Copy out every line that contains "Close".

(Items from a data source)
start
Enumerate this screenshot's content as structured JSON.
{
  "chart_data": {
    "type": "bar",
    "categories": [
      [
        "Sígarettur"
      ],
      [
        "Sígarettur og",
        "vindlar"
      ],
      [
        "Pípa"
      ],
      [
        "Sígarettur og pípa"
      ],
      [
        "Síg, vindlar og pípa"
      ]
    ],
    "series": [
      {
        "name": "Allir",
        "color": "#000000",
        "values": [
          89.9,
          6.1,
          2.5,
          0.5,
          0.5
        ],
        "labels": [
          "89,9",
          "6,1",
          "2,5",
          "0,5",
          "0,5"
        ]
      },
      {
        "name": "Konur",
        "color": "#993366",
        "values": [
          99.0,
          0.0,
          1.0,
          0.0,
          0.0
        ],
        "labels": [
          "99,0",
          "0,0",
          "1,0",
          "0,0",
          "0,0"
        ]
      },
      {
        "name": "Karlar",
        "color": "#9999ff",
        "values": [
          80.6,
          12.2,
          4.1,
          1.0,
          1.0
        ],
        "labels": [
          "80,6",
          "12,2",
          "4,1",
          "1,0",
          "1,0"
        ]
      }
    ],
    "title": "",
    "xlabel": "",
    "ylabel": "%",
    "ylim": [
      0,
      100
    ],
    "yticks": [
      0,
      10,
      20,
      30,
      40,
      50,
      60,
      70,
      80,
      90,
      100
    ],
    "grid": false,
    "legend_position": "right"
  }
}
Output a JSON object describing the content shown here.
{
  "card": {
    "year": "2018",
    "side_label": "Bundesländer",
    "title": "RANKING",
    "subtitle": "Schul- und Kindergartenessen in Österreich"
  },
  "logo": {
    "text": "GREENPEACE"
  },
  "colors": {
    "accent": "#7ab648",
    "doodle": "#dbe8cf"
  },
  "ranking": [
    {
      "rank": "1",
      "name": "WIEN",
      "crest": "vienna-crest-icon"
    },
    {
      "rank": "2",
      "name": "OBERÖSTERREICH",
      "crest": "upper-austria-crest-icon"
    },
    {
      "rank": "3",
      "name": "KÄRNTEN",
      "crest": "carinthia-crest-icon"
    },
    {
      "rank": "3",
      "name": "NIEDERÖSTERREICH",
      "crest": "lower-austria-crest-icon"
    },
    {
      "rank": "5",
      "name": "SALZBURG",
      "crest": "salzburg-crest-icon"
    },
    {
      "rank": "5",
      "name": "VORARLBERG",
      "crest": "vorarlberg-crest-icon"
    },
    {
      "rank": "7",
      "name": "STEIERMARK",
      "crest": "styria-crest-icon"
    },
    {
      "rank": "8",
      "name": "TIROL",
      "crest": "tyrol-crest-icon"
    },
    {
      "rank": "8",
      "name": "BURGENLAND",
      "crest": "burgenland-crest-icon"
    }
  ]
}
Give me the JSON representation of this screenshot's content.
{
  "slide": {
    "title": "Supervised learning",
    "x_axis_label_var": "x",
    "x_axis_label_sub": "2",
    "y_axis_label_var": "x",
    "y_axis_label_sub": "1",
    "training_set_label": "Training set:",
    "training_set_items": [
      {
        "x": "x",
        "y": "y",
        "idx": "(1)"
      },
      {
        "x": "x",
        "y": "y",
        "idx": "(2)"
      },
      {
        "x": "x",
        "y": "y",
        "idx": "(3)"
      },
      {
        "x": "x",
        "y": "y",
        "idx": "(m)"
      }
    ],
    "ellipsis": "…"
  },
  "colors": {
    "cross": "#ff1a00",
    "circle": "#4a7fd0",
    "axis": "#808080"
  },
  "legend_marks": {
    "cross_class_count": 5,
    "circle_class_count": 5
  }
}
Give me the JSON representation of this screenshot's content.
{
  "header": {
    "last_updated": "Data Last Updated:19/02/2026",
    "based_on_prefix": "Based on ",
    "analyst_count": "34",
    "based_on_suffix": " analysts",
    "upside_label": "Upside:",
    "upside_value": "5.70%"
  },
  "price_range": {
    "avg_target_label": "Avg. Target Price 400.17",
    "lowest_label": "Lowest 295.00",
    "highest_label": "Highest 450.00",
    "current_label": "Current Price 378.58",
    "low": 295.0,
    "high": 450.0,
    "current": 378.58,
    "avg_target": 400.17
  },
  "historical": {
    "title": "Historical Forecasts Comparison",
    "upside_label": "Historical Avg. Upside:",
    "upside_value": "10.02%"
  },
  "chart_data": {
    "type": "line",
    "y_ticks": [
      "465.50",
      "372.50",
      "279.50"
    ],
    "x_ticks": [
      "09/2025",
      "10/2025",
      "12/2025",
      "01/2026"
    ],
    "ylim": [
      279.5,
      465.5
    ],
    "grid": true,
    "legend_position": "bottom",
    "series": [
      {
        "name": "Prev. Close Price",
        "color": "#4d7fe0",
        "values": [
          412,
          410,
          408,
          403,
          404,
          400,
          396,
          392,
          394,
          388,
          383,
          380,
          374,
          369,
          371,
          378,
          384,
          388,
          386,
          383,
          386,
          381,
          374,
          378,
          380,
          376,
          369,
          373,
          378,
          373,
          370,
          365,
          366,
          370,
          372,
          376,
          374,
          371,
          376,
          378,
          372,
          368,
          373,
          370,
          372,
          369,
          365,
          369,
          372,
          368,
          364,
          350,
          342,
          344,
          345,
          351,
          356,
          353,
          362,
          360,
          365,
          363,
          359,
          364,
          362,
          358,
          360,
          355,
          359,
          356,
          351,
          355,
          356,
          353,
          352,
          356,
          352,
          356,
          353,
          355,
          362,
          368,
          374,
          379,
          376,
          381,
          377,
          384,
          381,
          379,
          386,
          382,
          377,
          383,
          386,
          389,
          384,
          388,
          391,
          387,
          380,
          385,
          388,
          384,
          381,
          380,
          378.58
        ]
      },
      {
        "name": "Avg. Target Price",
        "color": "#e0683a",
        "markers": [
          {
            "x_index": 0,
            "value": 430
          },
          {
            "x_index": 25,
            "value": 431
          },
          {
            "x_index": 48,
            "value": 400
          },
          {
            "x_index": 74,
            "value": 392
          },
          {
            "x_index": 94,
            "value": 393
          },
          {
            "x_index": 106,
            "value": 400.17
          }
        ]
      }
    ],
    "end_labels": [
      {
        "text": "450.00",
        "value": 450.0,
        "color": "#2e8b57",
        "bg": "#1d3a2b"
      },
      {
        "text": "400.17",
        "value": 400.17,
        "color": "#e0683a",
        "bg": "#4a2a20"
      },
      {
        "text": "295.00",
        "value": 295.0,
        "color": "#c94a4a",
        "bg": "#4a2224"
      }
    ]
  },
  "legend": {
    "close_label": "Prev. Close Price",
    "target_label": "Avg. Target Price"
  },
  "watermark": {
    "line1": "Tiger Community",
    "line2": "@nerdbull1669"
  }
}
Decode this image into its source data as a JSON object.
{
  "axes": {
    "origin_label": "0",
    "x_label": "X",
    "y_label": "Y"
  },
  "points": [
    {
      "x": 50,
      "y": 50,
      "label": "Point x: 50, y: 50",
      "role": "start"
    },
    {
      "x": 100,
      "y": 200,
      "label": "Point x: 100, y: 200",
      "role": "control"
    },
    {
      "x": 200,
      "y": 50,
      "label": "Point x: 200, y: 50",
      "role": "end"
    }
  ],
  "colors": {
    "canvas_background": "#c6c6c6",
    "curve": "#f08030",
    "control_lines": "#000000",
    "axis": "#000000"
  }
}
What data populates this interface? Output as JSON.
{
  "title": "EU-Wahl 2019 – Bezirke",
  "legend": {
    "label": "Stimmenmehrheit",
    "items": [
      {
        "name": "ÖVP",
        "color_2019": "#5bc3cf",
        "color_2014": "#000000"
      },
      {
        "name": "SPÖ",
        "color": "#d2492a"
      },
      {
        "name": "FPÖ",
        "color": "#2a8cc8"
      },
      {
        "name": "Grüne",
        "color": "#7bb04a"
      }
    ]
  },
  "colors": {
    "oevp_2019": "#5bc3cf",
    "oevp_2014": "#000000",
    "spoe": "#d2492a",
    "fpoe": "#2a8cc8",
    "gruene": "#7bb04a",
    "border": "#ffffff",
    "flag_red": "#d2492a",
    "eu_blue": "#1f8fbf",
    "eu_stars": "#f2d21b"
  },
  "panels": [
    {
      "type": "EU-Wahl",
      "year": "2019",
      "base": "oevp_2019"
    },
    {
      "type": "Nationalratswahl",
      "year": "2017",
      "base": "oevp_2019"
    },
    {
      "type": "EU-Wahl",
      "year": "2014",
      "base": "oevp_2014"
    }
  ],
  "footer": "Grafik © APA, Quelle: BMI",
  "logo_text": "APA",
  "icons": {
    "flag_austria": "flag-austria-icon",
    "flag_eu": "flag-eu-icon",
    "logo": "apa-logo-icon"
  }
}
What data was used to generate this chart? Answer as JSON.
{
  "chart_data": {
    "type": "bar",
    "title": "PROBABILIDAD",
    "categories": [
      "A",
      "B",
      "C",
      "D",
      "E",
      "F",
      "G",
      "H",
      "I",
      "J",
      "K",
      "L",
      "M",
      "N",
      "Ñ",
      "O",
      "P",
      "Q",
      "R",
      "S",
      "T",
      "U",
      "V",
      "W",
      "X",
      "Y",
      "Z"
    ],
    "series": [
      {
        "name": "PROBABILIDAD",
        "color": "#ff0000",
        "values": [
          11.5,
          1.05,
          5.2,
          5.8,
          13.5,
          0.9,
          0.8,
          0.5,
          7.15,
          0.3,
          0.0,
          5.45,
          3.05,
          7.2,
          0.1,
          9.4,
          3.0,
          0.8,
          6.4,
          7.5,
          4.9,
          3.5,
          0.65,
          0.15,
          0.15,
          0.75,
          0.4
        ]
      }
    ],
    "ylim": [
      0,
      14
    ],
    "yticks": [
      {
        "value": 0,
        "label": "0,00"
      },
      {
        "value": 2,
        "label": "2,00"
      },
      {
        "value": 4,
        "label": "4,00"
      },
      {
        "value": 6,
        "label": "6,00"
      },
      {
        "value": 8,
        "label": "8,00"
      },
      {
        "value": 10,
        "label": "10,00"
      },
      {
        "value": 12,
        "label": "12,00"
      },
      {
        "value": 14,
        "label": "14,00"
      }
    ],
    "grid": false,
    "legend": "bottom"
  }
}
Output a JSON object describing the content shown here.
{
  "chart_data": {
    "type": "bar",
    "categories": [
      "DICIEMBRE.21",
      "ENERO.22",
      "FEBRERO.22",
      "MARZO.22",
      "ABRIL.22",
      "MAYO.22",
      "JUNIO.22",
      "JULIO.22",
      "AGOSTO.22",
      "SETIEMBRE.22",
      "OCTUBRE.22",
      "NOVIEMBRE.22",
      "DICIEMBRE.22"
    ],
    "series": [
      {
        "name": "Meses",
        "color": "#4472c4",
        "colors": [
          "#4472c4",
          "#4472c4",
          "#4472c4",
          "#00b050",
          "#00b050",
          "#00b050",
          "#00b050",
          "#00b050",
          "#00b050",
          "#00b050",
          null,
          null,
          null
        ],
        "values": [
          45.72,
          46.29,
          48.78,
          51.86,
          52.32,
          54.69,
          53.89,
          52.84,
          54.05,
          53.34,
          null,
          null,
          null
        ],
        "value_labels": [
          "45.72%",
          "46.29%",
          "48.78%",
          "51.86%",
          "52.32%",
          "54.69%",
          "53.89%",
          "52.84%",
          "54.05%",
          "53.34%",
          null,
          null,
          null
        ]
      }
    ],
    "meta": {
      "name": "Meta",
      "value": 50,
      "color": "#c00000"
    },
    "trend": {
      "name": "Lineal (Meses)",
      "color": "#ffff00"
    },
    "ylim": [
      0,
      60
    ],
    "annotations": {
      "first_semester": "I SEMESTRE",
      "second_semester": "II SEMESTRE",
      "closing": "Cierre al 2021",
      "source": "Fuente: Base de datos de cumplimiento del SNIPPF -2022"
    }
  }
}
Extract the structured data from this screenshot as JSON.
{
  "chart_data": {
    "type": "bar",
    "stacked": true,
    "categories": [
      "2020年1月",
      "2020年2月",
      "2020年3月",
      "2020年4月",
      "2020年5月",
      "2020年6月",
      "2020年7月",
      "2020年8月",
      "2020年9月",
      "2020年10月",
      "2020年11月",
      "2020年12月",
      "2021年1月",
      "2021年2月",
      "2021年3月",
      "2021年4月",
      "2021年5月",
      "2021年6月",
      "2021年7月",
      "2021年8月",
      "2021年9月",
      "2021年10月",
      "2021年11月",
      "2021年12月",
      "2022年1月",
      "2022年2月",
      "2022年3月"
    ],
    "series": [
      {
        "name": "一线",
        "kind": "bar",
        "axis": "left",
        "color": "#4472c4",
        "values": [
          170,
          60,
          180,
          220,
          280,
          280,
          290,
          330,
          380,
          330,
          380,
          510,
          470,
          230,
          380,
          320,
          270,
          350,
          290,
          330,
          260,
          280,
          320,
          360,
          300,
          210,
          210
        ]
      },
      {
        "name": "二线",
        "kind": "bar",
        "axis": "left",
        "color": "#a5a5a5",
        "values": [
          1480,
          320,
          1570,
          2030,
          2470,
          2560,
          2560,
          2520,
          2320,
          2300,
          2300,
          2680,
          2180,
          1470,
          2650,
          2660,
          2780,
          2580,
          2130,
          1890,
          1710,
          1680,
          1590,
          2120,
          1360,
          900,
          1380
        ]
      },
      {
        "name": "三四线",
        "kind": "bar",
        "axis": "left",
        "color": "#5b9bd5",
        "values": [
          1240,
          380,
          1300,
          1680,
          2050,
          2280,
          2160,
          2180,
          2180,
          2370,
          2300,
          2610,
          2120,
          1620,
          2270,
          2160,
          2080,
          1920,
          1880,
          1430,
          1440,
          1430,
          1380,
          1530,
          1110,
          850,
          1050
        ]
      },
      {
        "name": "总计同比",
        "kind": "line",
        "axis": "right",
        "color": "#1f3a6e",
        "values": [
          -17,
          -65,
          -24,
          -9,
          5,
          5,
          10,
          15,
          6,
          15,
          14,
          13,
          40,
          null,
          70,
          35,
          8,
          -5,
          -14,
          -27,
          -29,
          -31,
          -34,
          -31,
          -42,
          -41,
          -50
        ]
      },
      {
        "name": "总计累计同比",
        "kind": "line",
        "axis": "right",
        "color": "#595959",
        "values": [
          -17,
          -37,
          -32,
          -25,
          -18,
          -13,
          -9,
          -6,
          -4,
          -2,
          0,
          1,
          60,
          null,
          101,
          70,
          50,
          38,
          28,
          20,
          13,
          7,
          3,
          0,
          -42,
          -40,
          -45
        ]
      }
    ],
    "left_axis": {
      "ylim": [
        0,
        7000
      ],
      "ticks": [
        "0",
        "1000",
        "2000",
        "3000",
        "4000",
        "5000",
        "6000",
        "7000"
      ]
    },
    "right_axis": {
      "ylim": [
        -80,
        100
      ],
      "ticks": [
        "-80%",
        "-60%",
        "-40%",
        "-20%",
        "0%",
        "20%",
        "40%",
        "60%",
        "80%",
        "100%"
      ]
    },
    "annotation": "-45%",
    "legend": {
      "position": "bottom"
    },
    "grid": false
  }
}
end
*RESULT*
        "name": "Prev. Close Price",
    "close_label": "Prev. Close Price",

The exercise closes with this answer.